Required work:
Pull out the data from the beginning through the line containing "- data-point: [947, 638, 959, 652]", and reproduce those lines verbatim.

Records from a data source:
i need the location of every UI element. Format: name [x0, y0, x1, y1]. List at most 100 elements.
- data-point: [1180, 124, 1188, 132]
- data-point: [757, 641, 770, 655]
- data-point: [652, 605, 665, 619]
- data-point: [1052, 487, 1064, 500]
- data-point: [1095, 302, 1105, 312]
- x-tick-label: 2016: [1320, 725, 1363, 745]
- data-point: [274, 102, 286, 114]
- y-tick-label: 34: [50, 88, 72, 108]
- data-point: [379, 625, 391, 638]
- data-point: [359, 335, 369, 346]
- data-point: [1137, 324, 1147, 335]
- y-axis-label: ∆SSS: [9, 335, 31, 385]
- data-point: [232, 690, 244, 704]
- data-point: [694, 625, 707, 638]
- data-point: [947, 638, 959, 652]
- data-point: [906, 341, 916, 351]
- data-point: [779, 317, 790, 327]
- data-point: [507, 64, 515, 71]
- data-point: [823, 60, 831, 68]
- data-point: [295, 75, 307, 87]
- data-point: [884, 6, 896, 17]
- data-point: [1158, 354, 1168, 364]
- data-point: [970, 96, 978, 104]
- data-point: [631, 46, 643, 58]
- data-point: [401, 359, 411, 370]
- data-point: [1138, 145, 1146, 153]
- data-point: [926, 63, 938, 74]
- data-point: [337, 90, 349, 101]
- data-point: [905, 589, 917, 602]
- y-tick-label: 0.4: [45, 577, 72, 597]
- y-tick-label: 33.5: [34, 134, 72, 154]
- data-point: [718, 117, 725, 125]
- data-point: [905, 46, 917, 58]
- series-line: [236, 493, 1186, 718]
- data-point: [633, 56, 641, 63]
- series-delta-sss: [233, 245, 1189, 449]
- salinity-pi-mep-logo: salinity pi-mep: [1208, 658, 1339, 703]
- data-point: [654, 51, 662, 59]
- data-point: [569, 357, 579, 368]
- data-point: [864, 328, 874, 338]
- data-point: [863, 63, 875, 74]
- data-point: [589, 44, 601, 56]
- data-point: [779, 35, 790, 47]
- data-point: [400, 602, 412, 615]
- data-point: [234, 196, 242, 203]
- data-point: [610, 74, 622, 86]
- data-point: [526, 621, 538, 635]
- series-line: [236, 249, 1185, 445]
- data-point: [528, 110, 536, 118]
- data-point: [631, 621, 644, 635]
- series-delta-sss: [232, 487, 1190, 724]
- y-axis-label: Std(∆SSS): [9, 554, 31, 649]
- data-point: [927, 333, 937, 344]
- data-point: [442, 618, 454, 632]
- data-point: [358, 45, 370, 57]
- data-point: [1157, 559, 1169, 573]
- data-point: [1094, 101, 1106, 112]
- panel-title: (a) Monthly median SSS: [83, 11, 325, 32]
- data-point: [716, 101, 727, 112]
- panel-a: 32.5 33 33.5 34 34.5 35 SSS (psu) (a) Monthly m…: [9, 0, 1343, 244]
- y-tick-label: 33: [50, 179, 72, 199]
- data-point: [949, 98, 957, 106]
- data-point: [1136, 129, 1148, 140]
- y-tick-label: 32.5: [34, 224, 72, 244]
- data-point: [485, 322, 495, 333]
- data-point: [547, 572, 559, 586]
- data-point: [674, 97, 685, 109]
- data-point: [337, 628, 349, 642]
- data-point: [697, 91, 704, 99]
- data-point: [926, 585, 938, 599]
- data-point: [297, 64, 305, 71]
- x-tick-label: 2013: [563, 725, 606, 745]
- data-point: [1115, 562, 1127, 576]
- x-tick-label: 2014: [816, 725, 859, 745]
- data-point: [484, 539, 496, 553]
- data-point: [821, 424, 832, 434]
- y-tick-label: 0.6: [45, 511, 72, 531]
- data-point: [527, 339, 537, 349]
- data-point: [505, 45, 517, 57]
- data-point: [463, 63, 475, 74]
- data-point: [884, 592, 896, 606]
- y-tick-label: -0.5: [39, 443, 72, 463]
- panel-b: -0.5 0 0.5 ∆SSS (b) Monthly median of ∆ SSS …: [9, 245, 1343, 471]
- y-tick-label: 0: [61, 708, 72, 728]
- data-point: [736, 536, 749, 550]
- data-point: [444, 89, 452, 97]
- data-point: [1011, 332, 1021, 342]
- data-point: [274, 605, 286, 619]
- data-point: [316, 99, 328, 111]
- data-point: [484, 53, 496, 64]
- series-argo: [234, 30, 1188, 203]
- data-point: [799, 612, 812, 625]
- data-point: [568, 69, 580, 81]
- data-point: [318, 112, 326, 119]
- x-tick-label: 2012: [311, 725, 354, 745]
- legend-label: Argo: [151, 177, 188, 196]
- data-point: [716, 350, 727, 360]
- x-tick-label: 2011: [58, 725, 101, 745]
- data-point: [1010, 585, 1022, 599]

Task response:
i need the location of every UI element. Format: name [x0, y0, x1, y1]. List at most 100 elements.
- data-point: [1180, 124, 1188, 132]
- data-point: [757, 641, 770, 655]
- data-point: [652, 605, 665, 619]
- data-point: [1052, 487, 1064, 500]
- data-point: [1095, 302, 1105, 312]
- x-tick-label: 2016: [1320, 725, 1363, 745]
- data-point: [274, 102, 286, 114]
- y-tick-label: 34: [50, 88, 72, 108]
- data-point: [379, 625, 391, 638]
- data-point: [359, 335, 369, 346]
- data-point: [1137, 324, 1147, 335]
- y-axis-label: ∆SSS: [9, 335, 31, 385]
- data-point: [232, 690, 244, 704]
- data-point: [694, 625, 707, 638]
- data-point: [947, 638, 959, 652]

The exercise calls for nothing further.